▶ _Selection_:
[BEGIN]
Inklings are a fictional species of terrestrial squid and are the primary playable characters in the Splatoon video game series by Nintendo. They have also made crossover playable appearances in other Nintendo games, such as Mario Kart 8 Deluxe and Super Smash Bros. Ultimate.

Concept and design
The player characters of Splatoon were originally anthropomorphic rabbits with the ability to burrow through solid surfaces they splattered with ink, and this choice was considered because rabbits are highly territorial animals by nature. However, the idea was concerning to the designers, who felt that there was a clash between the characters' appearances and the ink-based gameplay. Designers came up with the idea for squid-like Inklings that were able to hide and swim in ink. The "missile-like" shape of their head was a good complement to the Inklings' movement according to the development team. When designing the Inklings the designers centered around it being female at first, which they stated was because there were not many other female leads in Nintendo games at the time. The Inklings were designed to be teenagers since the developers wanted to give the image of a strong, rebelling character, while having the attitude of being "cool".
[END]
▶ _Supplied data_:
[BEGIN]
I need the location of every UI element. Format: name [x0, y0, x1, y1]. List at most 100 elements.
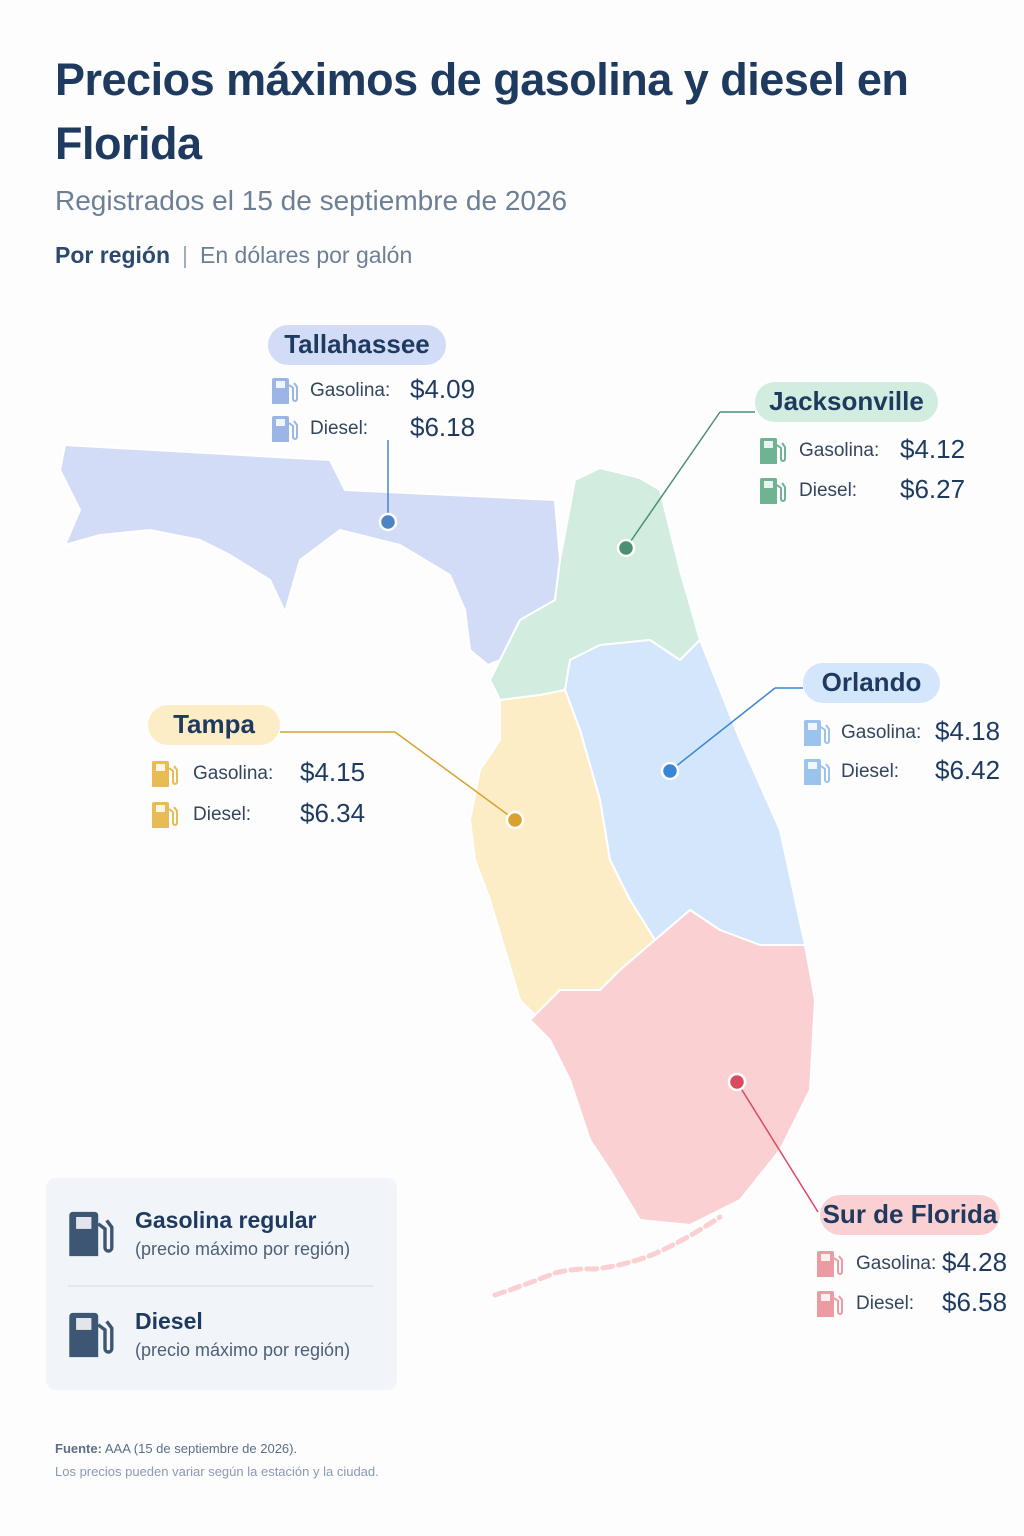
[END]
▶ _Aim_: Carry on the text on Inklings, starting right after its last sentence. The data bears no relation to the text on Inklings.

▶ _Reply_:
Abilities  
Inklings can switch between humanoid and squid forms. As humanoids, they are able to wield weapons. As squids, they are able to hide in and swim through ink. Their increased mobility in squid form is further enhanced by their squid roll and surge abilities that grant them bursts of movement with added protection. In humanoid form, Inklings can splatter a special type of colored ink by using various weapons, including guns, rollers, buckets, and paintbrushes. Each weapon has different attributes that affect mobility, paint output, and splatting power. Inklings also have a variety of special and sub weapons that come with each main weapon ranging from shields and bombs to tactical airstrikes and ink-based bazookas. Inklings also have the ability to revive after being splatted through the use of respawn points.

Inklings have a glaring weakness to water; they are splatted instantly when more than half of their body is submerged in it. They are also relatively frail as they cannot sustain a lot of damage before being splatted. All of their weaponry is also purely ink-based, rendering their attacks useless against any ink-proof coating, and they lack any combat abilities without a weapon, sub, or special. Their mobility in humanoid form is rather sluggish, rendering them vulnerable on un-inkable surfaces.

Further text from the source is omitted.